-- start of DATA SHOWN --
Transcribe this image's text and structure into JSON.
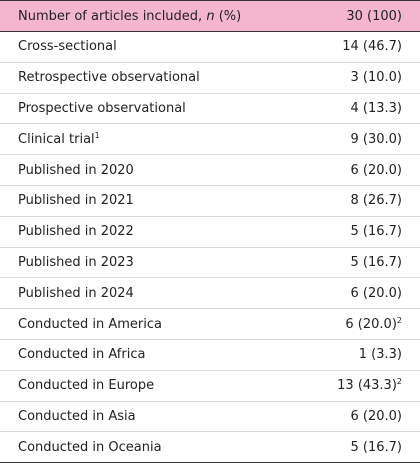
{
  "table": {
    "header": {
      "label_parts": [
        "Number of articles included, ",
        "n",
        " (%)"
      ],
      "value": "30 (100)"
    },
    "rows": [
      {
        "label": "Cross-sectional",
        "value": "14 (46.7)"
      },
      {
        "label": "Retrospective observational",
        "value": "3 (10.0)"
      },
      {
        "label": "Prospective observational",
        "value": "4 (13.3)"
      },
      {
        "label": "Clinical trial",
        "label_note": "1",
        "value": "9 (30.0)"
      },
      {
        "label": "Published in 2020",
        "value": "6 (20.0)"
      },
      {
        "label": "Published in 2021",
        "value": "8 (26.7)"
      },
      {
        "label": "Published in 2022",
        "value": "5 (16.7)"
      },
      {
        "label": "Published in 2023",
        "value": "5 (16.7)"
      },
      {
        "label": "Published in 2024",
        "value": "6 (20.0)"
      },
      {
        "label": "Conducted in America",
        "value": "6 (20.0)",
        "value_note": "2"
      },
      {
        "label": "Conducted in Africa",
        "value": "1 (3.3)"
      },
      {
        "label": "Conducted in Europe",
        "value": "13 (43.3)",
        "value_note": "2"
      },
      {
        "label": "Conducted in Asia",
        "value": "6 (20.0)"
      },
      {
        "label": "Conducted in Oceania",
        "value": "5 (16.7)"
      }
    ]
  }
}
-- end of DATA SHOWN --
- [PROBLEM DETAILS]: Exclude the images and reproduce the remaining data exactly.

- [THE COMPLETED TASK]:
Transcribe this image's text and structure into JSON.
{
  "table": {
    "header": {
      "label_parts": [
        "Number of articles included, ",
        "n",
        " (%)"
      ],
      "value": "30 (100)"
    },
    "rows": [
      {
        "label": "Cross-sectional",
        "value": "14 (46.7)"
      },
      {
        "label": "Retrospective observational",
        "value": "3 (10.0)"
      },
      {
        "label": "Prospective observational",
        "value": "4 (13.3)"
      },
      {
        "label": "Clinical trial",
        "label_note": "1",
        "value": "9 (30.0)"
      },
      {
        "label": "Published in 2020",
        "value": "6 (20.0)"
      },
      {
        "label": "Published in 2021",
        "value": "8 (26.7)"
      },
      {
        "label": "Published in 2022",
        "value": "5 (16.7)"
      },
      {
        "label": "Published in 2023",
        "value": "5 (16.7)"
      },
      {
        "label": "Published in 2024",
        "value": "6 (20.0)"
      },
      {
        "label": "Conducted in America",
        "value": "6 (20.0)",
        "value_note": "2"
      },
      {
        "label": "Conducted in Africa",
        "value": "1 (3.3)"
      },
      {
        "label": "Conducted in Europe",
        "value": "13 (43.3)",
        "value_note": "2"
      },
      {
        "label": "Conducted in Asia",
        "value": "6 (20.0)"
      },
      {
        "label": "Conducted in Oceania",
        "value": "5 (16.7)"
      }
    ]
  }
}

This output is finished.